Exercise brief -
Retype each entry below, keeping every character the same.

Records excerpted from a collection
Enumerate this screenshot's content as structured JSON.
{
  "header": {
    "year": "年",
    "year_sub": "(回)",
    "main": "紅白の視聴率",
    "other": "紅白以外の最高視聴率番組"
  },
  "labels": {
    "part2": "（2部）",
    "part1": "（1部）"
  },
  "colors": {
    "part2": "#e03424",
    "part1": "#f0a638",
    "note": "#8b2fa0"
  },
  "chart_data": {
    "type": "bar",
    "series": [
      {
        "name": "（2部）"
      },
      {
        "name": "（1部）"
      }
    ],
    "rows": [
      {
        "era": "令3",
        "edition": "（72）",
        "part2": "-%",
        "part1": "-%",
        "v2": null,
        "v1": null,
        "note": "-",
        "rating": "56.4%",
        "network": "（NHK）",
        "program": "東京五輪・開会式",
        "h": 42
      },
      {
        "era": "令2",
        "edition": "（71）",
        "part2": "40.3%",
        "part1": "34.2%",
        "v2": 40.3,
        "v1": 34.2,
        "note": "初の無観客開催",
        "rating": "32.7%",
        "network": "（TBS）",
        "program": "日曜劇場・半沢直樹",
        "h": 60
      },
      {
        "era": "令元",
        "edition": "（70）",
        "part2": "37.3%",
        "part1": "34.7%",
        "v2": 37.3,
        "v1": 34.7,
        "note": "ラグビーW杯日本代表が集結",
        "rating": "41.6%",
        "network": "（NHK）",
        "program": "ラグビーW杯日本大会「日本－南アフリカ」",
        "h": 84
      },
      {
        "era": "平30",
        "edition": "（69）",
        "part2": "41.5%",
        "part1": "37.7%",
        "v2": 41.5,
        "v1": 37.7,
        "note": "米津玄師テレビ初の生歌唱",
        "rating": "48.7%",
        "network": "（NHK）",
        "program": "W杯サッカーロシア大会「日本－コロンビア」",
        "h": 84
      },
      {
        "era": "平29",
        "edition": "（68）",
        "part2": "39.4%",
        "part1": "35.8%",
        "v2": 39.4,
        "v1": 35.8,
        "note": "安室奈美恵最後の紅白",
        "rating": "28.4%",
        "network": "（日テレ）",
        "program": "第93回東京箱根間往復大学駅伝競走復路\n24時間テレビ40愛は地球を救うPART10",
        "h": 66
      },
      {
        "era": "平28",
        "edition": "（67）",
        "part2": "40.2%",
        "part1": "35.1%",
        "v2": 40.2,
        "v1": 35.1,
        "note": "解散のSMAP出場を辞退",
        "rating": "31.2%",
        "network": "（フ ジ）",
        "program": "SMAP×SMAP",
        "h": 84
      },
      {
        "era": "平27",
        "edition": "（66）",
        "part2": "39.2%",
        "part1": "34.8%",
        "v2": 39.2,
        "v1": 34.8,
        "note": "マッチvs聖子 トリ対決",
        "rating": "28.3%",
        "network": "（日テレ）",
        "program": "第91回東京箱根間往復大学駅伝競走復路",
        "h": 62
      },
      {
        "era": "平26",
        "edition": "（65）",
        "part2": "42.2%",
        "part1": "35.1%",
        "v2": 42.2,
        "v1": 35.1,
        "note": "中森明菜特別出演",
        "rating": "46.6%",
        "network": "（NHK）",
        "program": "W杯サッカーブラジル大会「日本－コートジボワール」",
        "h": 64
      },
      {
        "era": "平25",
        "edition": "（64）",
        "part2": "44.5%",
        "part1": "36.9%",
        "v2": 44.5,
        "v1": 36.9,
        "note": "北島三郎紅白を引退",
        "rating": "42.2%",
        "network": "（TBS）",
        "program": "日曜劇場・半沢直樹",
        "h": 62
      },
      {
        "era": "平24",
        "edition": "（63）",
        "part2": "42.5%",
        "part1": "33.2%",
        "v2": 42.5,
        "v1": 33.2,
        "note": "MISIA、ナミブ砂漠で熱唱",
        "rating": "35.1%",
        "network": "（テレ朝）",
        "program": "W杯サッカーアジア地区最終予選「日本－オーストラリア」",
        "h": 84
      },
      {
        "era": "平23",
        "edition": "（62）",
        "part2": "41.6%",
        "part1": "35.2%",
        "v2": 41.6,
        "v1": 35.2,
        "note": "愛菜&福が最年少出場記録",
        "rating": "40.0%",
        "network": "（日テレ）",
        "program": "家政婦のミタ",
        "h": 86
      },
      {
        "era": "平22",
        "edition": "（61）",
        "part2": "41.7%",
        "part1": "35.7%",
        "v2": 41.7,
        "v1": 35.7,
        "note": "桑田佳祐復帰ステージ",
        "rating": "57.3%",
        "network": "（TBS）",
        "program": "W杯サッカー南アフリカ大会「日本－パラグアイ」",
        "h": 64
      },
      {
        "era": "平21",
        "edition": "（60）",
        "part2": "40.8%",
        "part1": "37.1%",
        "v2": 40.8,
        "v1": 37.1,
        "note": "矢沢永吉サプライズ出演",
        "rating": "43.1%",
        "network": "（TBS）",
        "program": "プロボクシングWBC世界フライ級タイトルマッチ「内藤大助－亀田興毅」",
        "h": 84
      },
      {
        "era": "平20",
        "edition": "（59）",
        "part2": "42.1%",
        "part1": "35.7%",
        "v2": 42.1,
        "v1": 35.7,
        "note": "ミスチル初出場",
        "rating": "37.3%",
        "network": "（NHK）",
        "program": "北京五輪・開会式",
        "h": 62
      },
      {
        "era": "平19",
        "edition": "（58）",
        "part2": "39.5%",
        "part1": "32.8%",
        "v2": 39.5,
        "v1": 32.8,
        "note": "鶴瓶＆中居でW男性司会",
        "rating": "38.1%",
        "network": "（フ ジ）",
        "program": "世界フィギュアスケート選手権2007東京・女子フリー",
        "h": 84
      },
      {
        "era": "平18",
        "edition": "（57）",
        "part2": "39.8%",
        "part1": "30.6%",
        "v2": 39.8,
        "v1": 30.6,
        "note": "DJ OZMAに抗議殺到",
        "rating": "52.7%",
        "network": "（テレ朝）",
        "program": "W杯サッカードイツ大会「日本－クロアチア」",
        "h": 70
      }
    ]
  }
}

Solution to the exercise -
Enumerate this screenshot's content as structured JSON.
{
  "header": {
    "year": "年",
    "year_sub": "(回)",
    "main": "紅白の視聴率",
    "other": "紅白以外の最高視聴率番組"
  },
  "labels": {
    "part2": "（2部）",
    "part1": "（1部）"
  },
  "colors": {
    "part2": "#e03424",
    "part1": "#f0a638",
    "note": "#8b2fa0"
  },
  "chart_data": {
    "type": "bar",
    "series": [
      {
        "name": "（2部）"
      },
      {
        "name": "（1部）"
      }
    ],
    "rows": [
      {
        "era": "令3",
        "edition": "（72）",
        "part2": "-%",
        "part1": "-%",
        "v2": null,
        "v1": null,
        "note": "-",
        "rating": "56.4%",
        "network": "（NHK）",
        "program": "東京五輪・開会式",
        "h": 42
      },
      {
        "era": "令2",
        "edition": "（71）",
        "part2": "40.3%",
        "part1": "34.2%",
        "v2": 40.3,
        "v1": 34.2,
        "note": "初の無観客開催",
        "rating": "32.7%",
        "network": "（TBS）",
        "program": "日曜劇場・半沢直樹",
        "h": 60
      },
      {
        "era": "令元",
        "edition": "（70）",
        "part2": "37.3%",
        "part1": "34.7%",
        "v2": 37.3,
        "v1": 34.7,
        "note": "ラグビーW杯日本代表が集結",
        "rating": "41.6%",
        "network": "（NHK）",
        "program": "ラグビーW杯日本大会「日本－南アフリカ」",
        "h": 84
      },
      {
        "era": "平30",
        "edition": "（69）",
        "part2": "41.5%",
        "part1": "37.7%",
        "v2": 41.5,
        "v1": 37.7,
        "note": "米津玄師テレビ初の生歌唱",
        "rating": "48.7%",
        "network": "（NHK）",
        "program": "W杯サッカーロシア大会「日本－コロンビア」",
        "h": 84
      },
      {
        "era": "平29",
        "edition": "（68）",
        "part2": "39.4%",
        "part1": "35.8%",
        "v2": 39.4,
        "v1": 35.8,
        "note": "安室奈美恵最後の紅白",
        "rating": "28.4%",
        "network": "（日テレ）",
        "program": "第93回東京箱根間往復大学駅伝競走復路\n24時間テレビ40愛は地球を救うPART10",
        "h": 66
      },
      {
        "era": "平28",
        "edition": "（67）",
        "part2": "40.2%",
        "part1": "35.1%",
        "v2": 40.2,
        "v1": 35.1,
        "note": "解散のSMAP出場を辞退",
        "rating": "31.2%",
        "network": "（フ ジ）",
        "program": "SMAP×SMAP",
        "h": 84
      },
      {
        "era": "平27",
        "edition": "（66）",
        "part2": "39.2%",
        "part1": "34.8%",
        "v2": 39.2,
        "v1": 34.8,
        "note": "マッチvs聖子 トリ対決",
        "rating": "28.3%",
        "network": "（日テレ）",
        "program": "第91回東京箱根間往復大学駅伝競走復路",
        "h": 62
      },
      {
        "era": "平26",
        "edition": "（65）",
        "part2": "42.2%",
        "part1": "35.1%",
        "v2": 42.2,
        "v1": 35.1,
        "note": "中森明菜特別出演",
        "rating": "46.6%",
        "network": "（NHK）",
        "program": "W杯サッカーブラジル大会「日本－コートジボワール」",
        "h": 64
      },
      {
        "era": "平25",
        "edition": "（64）",
        "part2": "44.5%",
        "part1": "36.9%",
        "v2": 44.5,
        "v1": 36.9,
        "note": "北島三郎紅白を引退",
        "rating": "42.2%",
        "network": "（TBS）",
        "program": "日曜劇場・半沢直樹",
        "h": 62
      },
      {
        "era": "平24",
        "edition": "（63）",
        "part2": "42.5%",
        "part1": "33.2%",
        "v2": 42.5,
        "v1": 33.2,
        "note": "MISIA、ナミブ砂漠で熱唱",
        "rating": "35.1%",
        "network": "（テレ朝）",
        "program": "W杯サッカーアジア地区最終予選「日本－オーストラリア」",
        "h": 84
      },
      {
        "era": "平23",
        "edition": "（62）",
        "part2": "41.6%",
        "part1": "35.2%",
        "v2": 41.6,
        "v1": 35.2,
        "note": "愛菜&福が最年少出場記録",
        "rating": "40.0%",
        "network": "（日テレ）",
        "program": "家政婦のミタ",
        "h": 86
      },
      {
        "era": "平22",
        "edition": "（61）",
        "part2": "41.7%",
        "part1": "35.7%",
        "v2": 41.7,
        "v1": 35.7,
        "note": "桑田佳祐復帰ステージ",
        "rating": "57.3%",
        "network": "（TBS）",
        "program": "W杯サッカー南アフリカ大会「日本－パラグアイ」",
        "h": 64
      },
      {
        "era": "平21",
        "edition": "（60）",
        "part2": "40.8%",
        "part1": "37.1%",
        "v2": 40.8,
        "v1": 37.1,
        "note": "矢沢永吉サプライズ出演",
        "rating": "43.1%",
        "network": "（TBS）",
        "program": "プロボクシングWBC世界フライ級タイトルマッチ「内藤大助－亀田興毅」",
        "h": 84
      },
      {
        "era": "平20",
        "edition": "（59）",
        "part2": "42.1%",
        "part1": "35.7%",
        "v2": 42.1,
        "v1": 35.7,
        "note": "ミスチル初出場",
        "rating": "37.3%",
        "network": "（NHK）",
        "program": "北京五輪・開会式",
        "h": 62
      },
      {
        "era": "平19",
        "edition": "（58）",
        "part2": "39.5%",
        "part1": "32.8%",
        "v2": 39.5,
        "v1": 32.8,
        "note": "鶴瓶＆中居でW男性司会",
        "rating": "38.1%",
        "network": "（フ ジ）",
        "program": "世界フィギュアスケート選手権2007東京・女子フリー",
        "h": 84
      },
      {
        "era": "平18",
        "edition": "（57）",
        "part2": "39.8%",
        "part1": "30.6%",
        "v2": 39.8,
        "v1": 30.6,
        "note": "DJ OZMAに抗議殺到",
        "rating": "52.7%",
        "network": "（テレ朝）",
        "program": "W杯サッカードイツ大会「日本－クロアチア」",
        "h": 70
      }
    ]
  }
}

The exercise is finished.